→ **Work instructions**: Repeat, exactly and completely, the entries shown underneath.

→ **Data records**:

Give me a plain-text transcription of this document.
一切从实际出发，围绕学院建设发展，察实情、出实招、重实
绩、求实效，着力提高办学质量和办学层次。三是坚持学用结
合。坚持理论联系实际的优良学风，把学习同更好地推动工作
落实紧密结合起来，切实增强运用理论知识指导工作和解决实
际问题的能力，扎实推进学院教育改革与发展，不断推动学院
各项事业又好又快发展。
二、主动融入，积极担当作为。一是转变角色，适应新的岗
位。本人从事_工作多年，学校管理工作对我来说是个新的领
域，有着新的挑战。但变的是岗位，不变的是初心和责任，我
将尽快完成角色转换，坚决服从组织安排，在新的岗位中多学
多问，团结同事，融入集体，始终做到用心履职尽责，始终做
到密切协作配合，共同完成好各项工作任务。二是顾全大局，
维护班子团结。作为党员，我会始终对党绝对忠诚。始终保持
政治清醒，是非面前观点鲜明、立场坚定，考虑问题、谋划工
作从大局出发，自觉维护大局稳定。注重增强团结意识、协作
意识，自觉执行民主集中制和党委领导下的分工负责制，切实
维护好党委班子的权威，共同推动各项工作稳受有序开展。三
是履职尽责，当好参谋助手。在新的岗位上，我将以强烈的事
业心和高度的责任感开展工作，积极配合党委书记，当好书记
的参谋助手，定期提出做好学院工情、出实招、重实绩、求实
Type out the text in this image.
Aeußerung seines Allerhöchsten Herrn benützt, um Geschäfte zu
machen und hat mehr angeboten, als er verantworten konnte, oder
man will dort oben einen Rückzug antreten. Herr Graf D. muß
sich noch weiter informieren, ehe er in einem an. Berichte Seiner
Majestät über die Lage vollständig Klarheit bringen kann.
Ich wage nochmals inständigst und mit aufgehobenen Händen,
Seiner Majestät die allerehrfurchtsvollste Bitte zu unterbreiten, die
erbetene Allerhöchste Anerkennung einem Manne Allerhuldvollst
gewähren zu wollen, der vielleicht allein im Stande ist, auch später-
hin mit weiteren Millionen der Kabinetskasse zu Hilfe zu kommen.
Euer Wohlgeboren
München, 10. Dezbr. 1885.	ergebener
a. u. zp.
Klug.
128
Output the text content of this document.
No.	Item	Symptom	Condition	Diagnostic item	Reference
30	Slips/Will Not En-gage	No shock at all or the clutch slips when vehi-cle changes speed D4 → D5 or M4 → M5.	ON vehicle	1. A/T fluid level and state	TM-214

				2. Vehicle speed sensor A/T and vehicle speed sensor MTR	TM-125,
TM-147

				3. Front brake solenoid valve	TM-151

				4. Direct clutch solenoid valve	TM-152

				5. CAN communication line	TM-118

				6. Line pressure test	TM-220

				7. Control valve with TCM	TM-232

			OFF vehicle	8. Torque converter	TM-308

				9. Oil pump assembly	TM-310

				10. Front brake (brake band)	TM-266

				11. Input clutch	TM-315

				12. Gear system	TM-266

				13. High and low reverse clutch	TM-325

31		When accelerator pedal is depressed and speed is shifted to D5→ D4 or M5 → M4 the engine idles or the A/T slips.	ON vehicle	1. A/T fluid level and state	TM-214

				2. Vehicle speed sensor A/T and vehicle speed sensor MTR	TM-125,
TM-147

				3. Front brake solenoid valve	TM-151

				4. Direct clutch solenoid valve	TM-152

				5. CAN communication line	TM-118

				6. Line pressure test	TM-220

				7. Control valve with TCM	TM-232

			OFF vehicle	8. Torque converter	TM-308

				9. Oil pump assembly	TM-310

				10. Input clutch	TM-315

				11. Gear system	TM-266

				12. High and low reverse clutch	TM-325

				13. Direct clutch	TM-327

→ **Output**:
Give me a plain-text transcription of this document.
一切从实际出发，围绕学院建设发展，察实情、出实招、重实
绩、求实效，着力提高办学质量和办学层次。三是坚持学用结
合。坚持理论联系实际的优良学风，把学习同更好地推动工作
落实紧密结合起来，切实增强运用理论知识指导工作和解决实
际问题的能力，扎实推进学院教育改革与发展，不断推动学院
各项事业又好又快发展。
二、主动融入，积极担当作为。一是转变角色，适应新的岗
位。本人从事_工作多年，学校管理工作对我来说是个新的领
域，有着新的挑战。但变的是岗位，不变的是初心和责任，我
将尽快完成角色转换，坚决服从组织安排，在新的岗位中多学
多问，团结同事，融入集体，始终做到用心履职尽责，始终做
到密切协作配合，共同完成好各项工作任务。二是顾全大局，
维护班子团结。作为党员，我会始终对党绝对忠诚。始终保持
政治清醒，是非面前观点鲜明、立场坚定，考虑问题、谋划工
作从大局出发，自觉维护大局稳定。注重增强团结意识、协作
意识，自觉执行民主集中制和党委领导下的分工负责制，切实
维护好党委班子的权威，共同推动各项工作稳受有序开展。三
是履职尽责，当好参谋助手。在新的岗位上，我将以强烈的事
业心和高度的责任感开展工作，积极配合党委书记，当好书记
的参谋助手，定期提出做好学院工情、出实招、重实绩、求实
Type out the text in this image.
Aeußerung seines Allerhöchsten Herrn benützt, um Geschäfte zu
machen und hat mehr angeboten, als er verantworten konnte, oder
man will dort oben einen Rückzug antreten. Herr Graf D. muß
sich noch weiter informieren, ehe er in einem an. Berichte Seiner
Majestät über die Lage vollständig Klarheit bringen kann.
Ich wage nochmals inständigst und mit aufgehobenen Händen,
Seiner Majestät die allerehrfurchtsvollste Bitte zu unterbreiten, die
erbetene Allerhöchste Anerkennung einem Manne Allerhuldvollst
gewähren zu wollen, der vielleicht allein im Stande ist, auch später-
hin mit weiteren Millionen der Kabinetskasse zu Hilfe zu kommen.
Euer Wohlgeboren
München, 10. Dezbr. 1885.	ergebener
a. u. zp.
Klug.
128
Output the text content of this document.
No.	Item	Symptom	Condition	Diagnostic item	Reference
30	Slips/Will Not En-gage	No shock at all or the clutch slips when vehi-cle changes speed D4 → D5 or M4 → M5.	ON vehicle	1. A/T fluid level and state	TM-214

				2. Vehicle speed sensor A/T and vehicle speed sensor MTR	TM-125,
TM-147

				3. Front brake solenoid valve	TM-151

				4. Direct clutch solenoid valve	TM-152

				5. CAN communication line	TM-118

				6. Line pressure test	TM-220

				7. Control valve with TCM	TM-232

			OFF vehicle	8. Torque converter	TM-308

				9. Oil pump assembly	TM-310

				10. Front brake (brake band)	TM-266

				11. Input clutch	TM-315

				12. Gear system	TM-266

				13. High and low reverse clutch	TM-325

31		When accelerator pedal is depressed and speed is shifted to D5→ D4 or M5 → M4 the engine idles or the A/T slips.	ON vehicle	1. A/T fluid level and state	TM-214

				2. Vehicle speed sensor A/T and vehicle speed sensor MTR	TM-125,
TM-147

				3. Front brake solenoid valve	TM-151

				4. Direct clutch solenoid valve	TM-152

				5. CAN communication line	TM-118

				6. Line pressure test	TM-220

				7. Control valve with TCM	TM-232

			OFF vehicle	8. Torque converter	TM-308

				9. Oil pump assembly	TM-310

				10. Input clutch	TM-315

				11. Gear system	TM-266

				12. High and low reverse clutch	TM-325

				13. Direct clutch	TM-327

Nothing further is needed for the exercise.